## Records for this task
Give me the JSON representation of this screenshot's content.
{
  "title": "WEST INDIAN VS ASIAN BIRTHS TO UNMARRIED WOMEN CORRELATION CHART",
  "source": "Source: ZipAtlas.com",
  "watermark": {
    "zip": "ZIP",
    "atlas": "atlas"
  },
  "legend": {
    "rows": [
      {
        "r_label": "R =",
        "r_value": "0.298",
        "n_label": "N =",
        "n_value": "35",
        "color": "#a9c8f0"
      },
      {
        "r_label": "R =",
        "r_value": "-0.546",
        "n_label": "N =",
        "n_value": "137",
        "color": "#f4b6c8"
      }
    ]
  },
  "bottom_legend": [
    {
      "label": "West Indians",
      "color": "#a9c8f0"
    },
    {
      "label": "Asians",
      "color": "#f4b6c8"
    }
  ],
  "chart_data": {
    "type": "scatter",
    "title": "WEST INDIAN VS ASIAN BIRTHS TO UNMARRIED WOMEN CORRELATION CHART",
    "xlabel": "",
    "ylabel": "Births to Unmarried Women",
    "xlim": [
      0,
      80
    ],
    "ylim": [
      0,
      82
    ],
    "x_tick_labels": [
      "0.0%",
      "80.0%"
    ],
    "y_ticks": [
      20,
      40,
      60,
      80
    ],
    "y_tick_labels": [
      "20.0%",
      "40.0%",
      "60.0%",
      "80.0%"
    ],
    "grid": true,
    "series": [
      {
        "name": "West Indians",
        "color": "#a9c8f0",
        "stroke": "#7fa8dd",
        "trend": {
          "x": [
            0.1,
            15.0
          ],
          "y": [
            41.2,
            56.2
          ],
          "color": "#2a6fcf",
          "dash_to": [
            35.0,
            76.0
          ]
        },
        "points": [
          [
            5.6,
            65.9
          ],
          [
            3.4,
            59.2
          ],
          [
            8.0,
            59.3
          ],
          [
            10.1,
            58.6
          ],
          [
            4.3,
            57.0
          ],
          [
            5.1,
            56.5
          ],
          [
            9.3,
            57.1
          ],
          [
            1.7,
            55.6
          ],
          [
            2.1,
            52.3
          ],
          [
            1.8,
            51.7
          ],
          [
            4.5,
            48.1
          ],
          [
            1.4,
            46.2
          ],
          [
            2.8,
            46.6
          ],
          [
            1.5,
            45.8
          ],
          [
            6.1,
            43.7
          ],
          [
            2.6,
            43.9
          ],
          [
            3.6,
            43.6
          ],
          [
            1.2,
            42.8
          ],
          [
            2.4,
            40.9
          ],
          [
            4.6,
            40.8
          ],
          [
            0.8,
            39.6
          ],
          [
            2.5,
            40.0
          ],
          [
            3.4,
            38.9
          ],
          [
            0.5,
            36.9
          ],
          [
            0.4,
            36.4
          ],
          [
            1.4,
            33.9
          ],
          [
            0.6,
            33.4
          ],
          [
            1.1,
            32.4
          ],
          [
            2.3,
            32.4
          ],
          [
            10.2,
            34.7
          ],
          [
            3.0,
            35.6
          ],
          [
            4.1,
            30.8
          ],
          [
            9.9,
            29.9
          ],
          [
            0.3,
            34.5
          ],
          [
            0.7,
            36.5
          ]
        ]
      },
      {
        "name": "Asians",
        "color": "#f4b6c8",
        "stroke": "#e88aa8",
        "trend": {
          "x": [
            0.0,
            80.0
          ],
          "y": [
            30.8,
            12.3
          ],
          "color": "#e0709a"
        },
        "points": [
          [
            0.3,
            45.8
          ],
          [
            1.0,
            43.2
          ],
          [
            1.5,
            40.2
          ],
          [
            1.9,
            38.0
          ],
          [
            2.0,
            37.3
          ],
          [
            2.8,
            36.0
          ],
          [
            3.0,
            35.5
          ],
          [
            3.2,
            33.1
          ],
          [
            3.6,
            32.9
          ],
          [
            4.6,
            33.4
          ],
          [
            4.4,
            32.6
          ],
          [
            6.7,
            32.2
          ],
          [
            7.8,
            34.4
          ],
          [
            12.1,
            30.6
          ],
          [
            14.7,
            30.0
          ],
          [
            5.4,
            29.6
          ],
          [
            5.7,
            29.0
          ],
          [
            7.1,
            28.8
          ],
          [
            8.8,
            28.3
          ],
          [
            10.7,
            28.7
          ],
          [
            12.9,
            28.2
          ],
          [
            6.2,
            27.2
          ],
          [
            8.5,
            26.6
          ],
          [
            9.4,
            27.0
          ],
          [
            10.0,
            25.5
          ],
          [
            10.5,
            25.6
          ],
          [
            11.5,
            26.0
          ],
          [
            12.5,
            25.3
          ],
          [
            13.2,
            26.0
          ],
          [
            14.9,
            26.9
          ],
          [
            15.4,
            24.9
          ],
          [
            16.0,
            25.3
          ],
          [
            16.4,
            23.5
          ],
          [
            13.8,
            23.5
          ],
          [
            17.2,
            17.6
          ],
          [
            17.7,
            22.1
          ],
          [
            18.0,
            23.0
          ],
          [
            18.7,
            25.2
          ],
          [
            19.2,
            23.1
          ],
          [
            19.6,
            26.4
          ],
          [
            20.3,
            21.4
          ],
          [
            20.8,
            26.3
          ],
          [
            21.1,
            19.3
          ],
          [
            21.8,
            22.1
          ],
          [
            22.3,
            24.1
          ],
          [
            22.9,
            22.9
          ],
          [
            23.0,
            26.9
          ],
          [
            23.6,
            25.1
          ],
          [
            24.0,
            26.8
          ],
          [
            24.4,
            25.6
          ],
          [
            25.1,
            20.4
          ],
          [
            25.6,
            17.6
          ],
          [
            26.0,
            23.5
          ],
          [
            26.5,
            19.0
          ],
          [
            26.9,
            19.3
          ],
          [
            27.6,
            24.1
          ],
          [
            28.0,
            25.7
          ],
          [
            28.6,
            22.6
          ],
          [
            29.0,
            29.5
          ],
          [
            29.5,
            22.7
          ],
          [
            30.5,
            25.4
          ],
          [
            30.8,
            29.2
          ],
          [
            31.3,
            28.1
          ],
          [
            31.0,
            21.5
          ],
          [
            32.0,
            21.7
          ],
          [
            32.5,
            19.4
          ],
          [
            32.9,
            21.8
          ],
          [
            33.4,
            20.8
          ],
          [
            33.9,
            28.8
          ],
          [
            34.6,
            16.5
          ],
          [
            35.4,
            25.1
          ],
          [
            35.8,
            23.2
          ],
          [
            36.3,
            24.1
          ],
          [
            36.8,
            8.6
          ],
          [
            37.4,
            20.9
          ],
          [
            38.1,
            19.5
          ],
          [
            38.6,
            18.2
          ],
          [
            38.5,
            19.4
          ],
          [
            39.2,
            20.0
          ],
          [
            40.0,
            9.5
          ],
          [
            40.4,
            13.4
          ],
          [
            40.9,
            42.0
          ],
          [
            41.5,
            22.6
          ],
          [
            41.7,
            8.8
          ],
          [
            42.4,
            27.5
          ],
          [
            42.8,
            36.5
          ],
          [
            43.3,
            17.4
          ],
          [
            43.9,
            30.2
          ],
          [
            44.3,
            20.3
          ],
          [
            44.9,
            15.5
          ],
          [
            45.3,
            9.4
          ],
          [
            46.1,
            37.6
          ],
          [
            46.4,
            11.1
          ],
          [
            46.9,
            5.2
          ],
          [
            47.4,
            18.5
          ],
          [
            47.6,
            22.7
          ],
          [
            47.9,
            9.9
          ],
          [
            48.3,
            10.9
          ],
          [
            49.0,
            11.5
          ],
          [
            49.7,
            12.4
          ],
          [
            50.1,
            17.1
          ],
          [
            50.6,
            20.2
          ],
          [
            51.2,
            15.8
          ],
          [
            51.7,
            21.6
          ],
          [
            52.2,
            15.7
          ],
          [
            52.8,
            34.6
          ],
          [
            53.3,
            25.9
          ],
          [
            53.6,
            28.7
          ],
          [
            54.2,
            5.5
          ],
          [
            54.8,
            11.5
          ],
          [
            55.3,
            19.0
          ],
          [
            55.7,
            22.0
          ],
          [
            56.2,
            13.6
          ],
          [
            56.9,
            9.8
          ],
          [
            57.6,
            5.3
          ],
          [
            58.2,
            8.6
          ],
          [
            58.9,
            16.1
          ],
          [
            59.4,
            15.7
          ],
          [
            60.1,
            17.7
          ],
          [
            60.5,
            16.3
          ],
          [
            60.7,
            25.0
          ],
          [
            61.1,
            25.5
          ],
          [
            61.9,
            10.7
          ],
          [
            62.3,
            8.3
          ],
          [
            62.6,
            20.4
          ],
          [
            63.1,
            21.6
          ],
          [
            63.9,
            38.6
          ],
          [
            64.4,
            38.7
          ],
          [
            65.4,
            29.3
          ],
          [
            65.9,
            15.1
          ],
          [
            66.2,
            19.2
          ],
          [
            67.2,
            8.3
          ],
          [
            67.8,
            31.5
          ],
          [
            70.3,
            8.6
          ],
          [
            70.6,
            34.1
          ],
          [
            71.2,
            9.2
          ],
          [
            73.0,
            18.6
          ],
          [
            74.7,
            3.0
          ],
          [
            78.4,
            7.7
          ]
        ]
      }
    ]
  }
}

## Description of the task
Show each line of the listing that holds the string "Indians".

## Solved problem
      "label": "West Indians",
        "name": "West Indians",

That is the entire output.